begin Provided records
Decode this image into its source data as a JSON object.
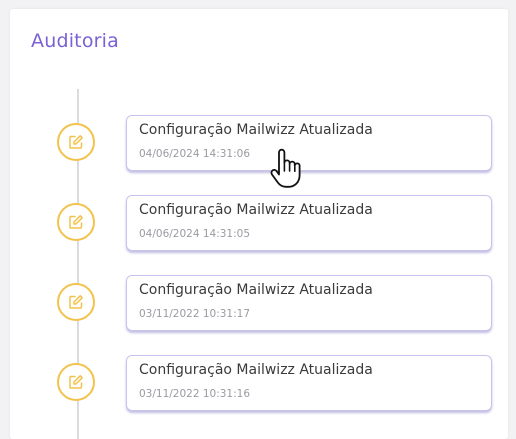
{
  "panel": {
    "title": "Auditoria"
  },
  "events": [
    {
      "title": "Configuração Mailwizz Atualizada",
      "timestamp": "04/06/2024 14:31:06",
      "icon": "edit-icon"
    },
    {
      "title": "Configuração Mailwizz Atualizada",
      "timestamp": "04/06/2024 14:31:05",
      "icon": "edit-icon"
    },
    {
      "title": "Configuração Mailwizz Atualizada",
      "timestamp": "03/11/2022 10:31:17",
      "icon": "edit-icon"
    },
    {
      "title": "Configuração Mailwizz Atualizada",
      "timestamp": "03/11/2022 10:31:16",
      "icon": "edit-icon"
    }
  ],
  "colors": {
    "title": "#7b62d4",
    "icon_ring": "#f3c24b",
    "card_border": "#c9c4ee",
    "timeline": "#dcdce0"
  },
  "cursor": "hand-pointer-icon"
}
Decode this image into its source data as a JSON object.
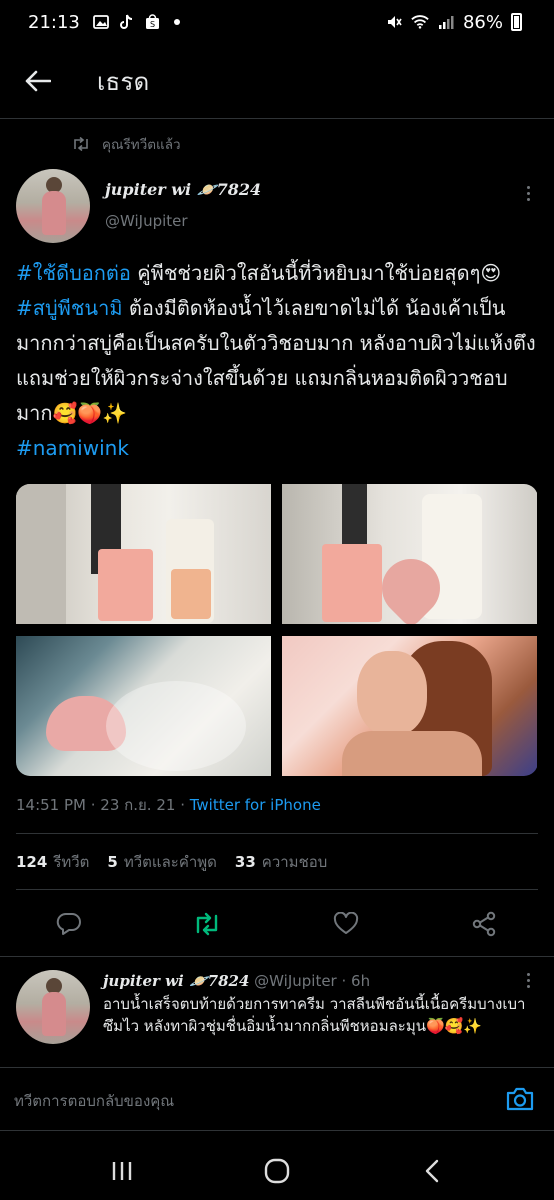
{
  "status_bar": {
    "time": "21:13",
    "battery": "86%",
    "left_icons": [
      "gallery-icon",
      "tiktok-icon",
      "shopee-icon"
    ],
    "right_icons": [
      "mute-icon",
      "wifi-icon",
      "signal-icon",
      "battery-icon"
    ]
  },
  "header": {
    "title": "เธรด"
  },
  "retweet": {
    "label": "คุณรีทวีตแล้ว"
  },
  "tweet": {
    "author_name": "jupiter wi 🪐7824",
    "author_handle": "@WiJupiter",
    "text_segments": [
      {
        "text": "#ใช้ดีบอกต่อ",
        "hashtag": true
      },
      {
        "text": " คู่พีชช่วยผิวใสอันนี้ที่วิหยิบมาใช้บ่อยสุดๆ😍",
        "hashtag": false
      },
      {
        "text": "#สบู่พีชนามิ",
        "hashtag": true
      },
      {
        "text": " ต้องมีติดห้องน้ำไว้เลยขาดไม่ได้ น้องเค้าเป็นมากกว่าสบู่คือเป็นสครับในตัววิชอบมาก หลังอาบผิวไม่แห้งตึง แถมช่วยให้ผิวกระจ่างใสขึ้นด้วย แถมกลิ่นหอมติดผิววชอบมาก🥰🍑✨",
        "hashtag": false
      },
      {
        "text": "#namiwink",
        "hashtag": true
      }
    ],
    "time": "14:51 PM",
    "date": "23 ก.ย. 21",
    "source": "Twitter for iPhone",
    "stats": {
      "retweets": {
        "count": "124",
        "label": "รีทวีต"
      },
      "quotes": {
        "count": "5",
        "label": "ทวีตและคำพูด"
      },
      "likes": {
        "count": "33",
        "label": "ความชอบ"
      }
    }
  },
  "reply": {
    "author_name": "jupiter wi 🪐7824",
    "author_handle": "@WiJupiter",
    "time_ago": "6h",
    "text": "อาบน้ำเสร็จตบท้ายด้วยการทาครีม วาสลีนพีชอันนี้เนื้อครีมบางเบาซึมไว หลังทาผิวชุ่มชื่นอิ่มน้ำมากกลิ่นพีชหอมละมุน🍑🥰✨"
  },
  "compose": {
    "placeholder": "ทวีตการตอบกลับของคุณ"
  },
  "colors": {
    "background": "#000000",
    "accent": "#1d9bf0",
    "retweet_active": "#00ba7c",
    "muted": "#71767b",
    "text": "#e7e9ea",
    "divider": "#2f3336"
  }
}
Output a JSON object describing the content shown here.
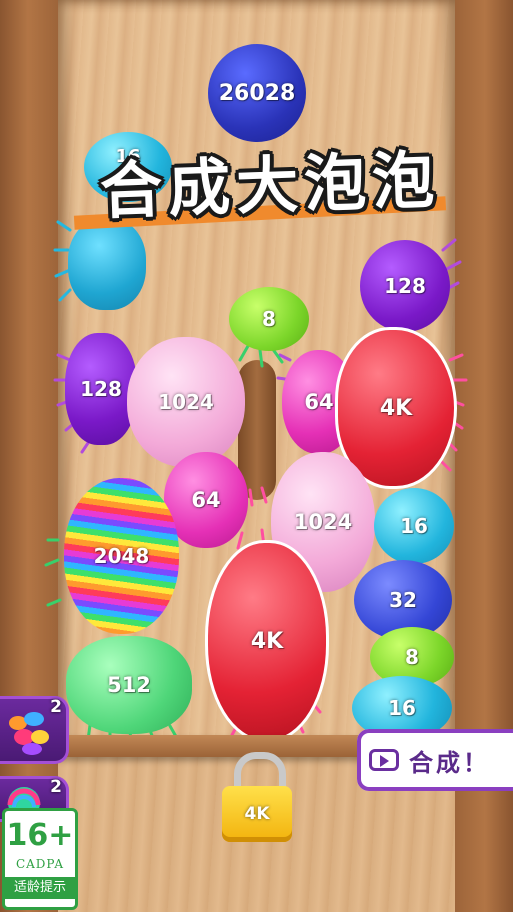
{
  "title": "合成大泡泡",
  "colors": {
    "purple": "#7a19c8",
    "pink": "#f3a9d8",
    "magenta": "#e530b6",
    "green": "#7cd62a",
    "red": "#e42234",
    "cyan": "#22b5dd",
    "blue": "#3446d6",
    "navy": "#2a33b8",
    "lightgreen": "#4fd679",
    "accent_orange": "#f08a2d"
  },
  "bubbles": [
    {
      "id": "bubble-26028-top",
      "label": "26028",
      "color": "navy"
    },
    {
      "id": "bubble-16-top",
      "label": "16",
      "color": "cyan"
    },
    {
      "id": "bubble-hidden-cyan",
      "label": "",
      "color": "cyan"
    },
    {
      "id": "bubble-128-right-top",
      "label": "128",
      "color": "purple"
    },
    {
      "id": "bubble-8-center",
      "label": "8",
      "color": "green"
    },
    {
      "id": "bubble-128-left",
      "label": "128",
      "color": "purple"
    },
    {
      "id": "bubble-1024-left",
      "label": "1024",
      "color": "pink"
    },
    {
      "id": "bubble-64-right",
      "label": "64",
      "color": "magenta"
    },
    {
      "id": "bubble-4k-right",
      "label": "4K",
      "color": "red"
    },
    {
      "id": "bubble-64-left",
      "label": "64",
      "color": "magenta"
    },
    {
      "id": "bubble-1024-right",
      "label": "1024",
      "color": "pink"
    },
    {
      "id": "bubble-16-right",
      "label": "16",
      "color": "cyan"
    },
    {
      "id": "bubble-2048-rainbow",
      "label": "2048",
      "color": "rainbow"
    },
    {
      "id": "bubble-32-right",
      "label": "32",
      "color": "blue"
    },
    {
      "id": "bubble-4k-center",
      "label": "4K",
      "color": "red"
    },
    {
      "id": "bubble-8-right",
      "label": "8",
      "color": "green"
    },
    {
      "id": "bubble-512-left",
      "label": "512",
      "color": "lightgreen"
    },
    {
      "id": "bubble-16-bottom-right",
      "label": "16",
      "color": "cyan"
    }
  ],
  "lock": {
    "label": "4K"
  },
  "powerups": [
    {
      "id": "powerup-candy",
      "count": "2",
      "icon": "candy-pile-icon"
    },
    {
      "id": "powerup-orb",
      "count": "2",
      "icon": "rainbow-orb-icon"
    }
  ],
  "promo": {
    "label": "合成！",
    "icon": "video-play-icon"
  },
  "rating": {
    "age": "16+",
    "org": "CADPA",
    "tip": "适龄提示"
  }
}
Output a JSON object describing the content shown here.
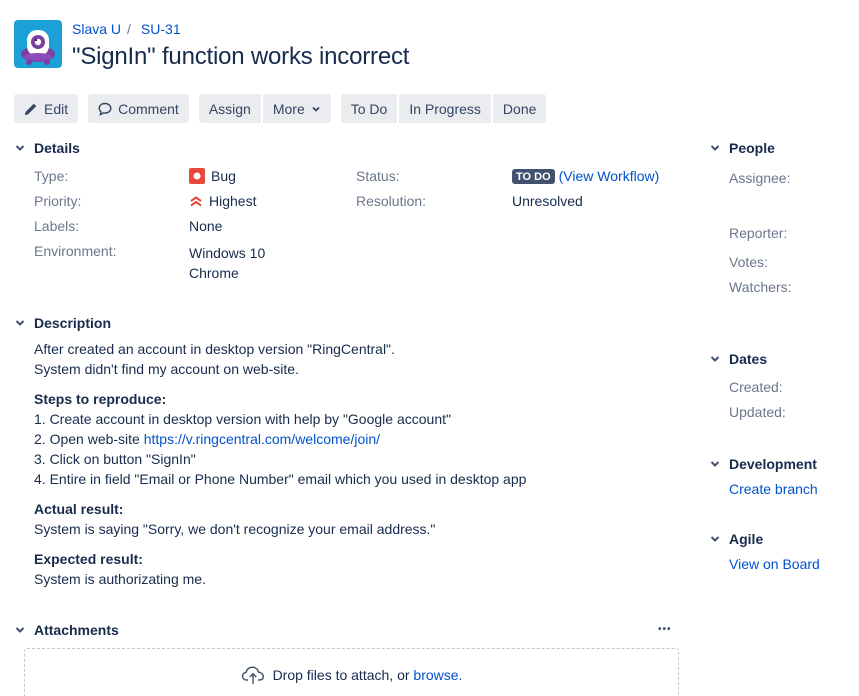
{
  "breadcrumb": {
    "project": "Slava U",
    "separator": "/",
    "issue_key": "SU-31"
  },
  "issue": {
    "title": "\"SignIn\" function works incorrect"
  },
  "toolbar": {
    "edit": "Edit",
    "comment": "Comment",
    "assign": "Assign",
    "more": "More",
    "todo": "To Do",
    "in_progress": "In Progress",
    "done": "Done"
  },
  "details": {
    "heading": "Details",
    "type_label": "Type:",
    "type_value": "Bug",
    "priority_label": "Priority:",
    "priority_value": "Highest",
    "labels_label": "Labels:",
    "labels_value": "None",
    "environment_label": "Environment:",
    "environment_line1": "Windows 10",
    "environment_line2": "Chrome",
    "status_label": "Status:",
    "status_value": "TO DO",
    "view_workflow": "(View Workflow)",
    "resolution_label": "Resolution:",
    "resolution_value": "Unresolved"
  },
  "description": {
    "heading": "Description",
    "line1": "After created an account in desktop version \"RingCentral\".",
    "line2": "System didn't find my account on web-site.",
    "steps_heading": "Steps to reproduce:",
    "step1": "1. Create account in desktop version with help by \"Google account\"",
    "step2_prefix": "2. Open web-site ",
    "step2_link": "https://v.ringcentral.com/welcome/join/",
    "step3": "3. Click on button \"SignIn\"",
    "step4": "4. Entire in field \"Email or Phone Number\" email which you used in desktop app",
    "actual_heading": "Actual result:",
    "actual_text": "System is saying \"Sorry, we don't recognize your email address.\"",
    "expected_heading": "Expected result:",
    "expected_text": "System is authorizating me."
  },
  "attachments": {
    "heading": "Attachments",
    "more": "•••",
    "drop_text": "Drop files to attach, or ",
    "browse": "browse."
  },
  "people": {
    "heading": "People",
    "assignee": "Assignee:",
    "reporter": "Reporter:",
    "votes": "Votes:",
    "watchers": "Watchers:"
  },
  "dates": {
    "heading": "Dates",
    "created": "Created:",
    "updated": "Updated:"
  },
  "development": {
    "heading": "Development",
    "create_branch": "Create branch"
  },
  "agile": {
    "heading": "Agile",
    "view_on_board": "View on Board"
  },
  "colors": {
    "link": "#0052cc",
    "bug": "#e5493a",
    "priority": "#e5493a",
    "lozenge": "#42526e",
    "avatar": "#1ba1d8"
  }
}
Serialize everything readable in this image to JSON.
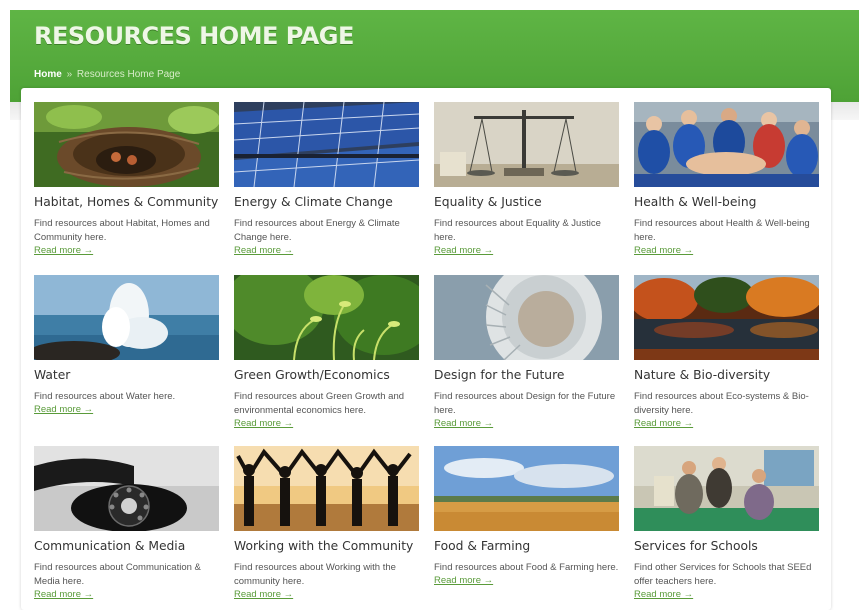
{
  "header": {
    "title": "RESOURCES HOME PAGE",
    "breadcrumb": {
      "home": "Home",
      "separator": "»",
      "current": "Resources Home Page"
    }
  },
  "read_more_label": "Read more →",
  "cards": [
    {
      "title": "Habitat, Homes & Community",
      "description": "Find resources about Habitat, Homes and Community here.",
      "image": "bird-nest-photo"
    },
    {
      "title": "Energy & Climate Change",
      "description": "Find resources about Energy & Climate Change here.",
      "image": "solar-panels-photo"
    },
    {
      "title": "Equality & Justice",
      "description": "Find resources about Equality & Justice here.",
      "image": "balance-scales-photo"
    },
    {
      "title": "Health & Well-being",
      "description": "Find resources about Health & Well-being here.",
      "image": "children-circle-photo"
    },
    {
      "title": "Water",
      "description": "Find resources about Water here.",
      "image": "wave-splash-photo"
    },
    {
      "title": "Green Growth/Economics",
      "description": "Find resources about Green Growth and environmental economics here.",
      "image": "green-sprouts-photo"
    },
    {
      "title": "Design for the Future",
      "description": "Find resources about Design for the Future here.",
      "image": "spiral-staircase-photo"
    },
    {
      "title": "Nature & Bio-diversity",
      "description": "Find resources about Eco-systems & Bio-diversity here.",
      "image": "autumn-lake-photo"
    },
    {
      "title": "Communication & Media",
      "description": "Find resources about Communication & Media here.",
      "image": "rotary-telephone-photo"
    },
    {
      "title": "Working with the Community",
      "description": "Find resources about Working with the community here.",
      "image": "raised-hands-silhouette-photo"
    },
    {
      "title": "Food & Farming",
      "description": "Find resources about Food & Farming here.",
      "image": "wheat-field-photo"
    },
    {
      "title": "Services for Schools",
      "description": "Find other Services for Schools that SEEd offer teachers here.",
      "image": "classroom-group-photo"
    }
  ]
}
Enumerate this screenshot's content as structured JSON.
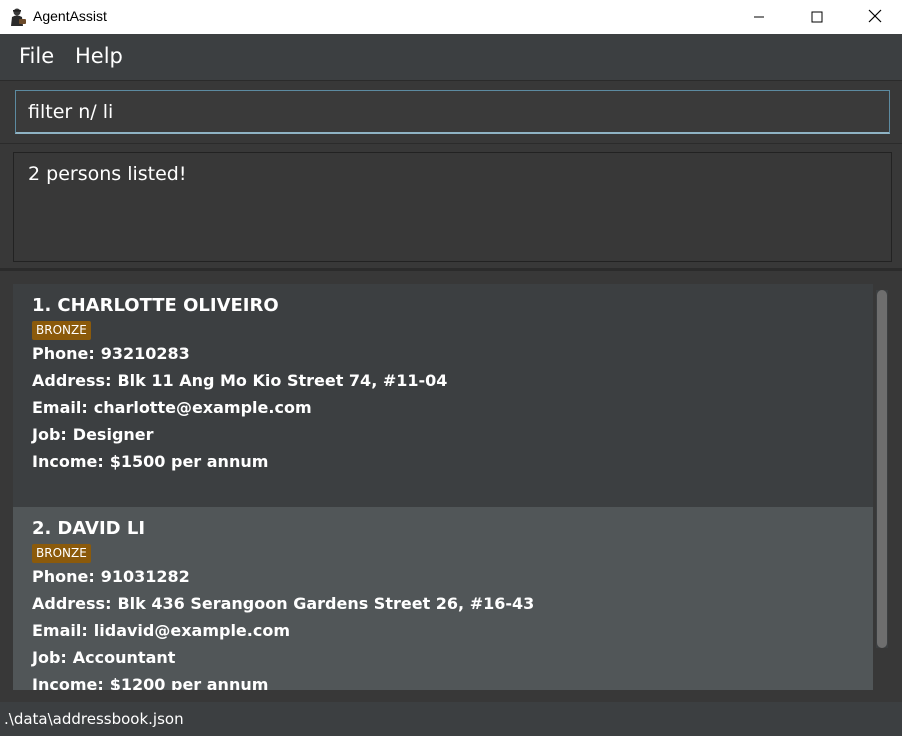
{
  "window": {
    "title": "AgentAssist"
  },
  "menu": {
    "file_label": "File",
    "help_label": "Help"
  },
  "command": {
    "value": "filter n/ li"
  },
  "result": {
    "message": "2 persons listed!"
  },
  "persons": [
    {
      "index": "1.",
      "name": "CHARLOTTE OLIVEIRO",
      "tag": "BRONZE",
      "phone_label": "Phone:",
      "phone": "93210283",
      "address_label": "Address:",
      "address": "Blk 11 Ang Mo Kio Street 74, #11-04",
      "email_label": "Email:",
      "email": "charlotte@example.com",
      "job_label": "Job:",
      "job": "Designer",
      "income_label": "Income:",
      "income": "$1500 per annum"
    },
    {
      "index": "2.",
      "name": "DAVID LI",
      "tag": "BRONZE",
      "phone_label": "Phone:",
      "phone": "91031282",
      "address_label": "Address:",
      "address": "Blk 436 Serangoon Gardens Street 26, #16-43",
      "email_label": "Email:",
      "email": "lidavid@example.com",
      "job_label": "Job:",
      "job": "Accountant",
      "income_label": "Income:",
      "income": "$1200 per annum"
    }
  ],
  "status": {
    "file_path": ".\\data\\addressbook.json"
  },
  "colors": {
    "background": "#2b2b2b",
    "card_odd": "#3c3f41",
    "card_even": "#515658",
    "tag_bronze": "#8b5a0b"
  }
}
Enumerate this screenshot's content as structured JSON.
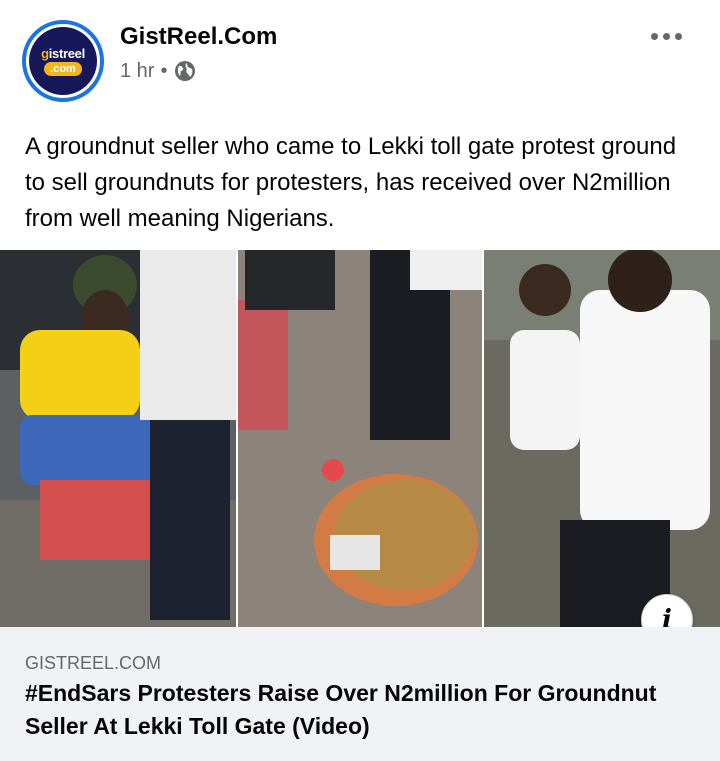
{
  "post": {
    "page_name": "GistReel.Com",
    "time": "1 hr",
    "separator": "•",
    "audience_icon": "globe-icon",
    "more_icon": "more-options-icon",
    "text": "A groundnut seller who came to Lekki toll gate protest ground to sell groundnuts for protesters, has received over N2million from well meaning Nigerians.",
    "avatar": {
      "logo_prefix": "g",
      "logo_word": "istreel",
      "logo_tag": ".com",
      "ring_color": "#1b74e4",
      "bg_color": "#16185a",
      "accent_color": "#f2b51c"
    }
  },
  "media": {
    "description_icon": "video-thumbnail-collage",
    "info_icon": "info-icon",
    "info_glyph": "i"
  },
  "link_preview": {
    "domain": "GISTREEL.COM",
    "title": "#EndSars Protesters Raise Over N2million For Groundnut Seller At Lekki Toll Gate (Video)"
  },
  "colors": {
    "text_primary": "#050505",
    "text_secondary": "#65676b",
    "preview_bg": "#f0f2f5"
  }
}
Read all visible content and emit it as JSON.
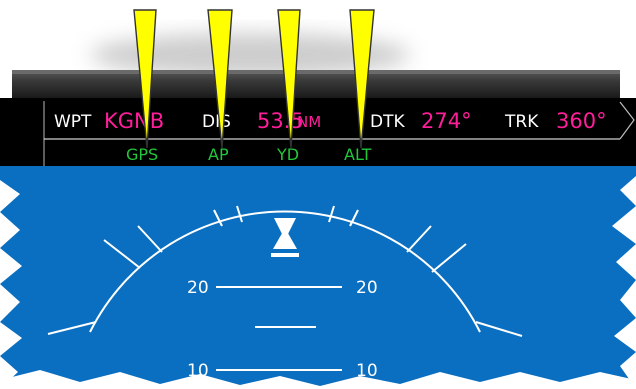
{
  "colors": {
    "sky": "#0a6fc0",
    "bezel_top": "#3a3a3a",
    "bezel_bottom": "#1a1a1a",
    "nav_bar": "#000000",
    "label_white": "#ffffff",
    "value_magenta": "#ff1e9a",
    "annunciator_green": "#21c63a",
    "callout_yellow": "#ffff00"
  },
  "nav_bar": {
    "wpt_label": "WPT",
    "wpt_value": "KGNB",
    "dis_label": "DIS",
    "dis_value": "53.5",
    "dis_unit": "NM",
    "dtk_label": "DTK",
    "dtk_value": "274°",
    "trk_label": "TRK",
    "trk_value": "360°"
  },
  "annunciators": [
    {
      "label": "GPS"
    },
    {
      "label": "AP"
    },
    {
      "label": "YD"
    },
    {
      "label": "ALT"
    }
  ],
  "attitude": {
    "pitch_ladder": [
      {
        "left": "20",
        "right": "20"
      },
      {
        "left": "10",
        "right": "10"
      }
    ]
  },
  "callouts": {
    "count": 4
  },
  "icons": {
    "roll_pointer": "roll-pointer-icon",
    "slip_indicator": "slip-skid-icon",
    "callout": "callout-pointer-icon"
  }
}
end Provided records
• **Work to do**:
From the records above, pull out every line containing the word "site".

• **In response**:
    "line2": "System didn't find my account on web-site.",
    "step2_prefix": "2. Open web-site ",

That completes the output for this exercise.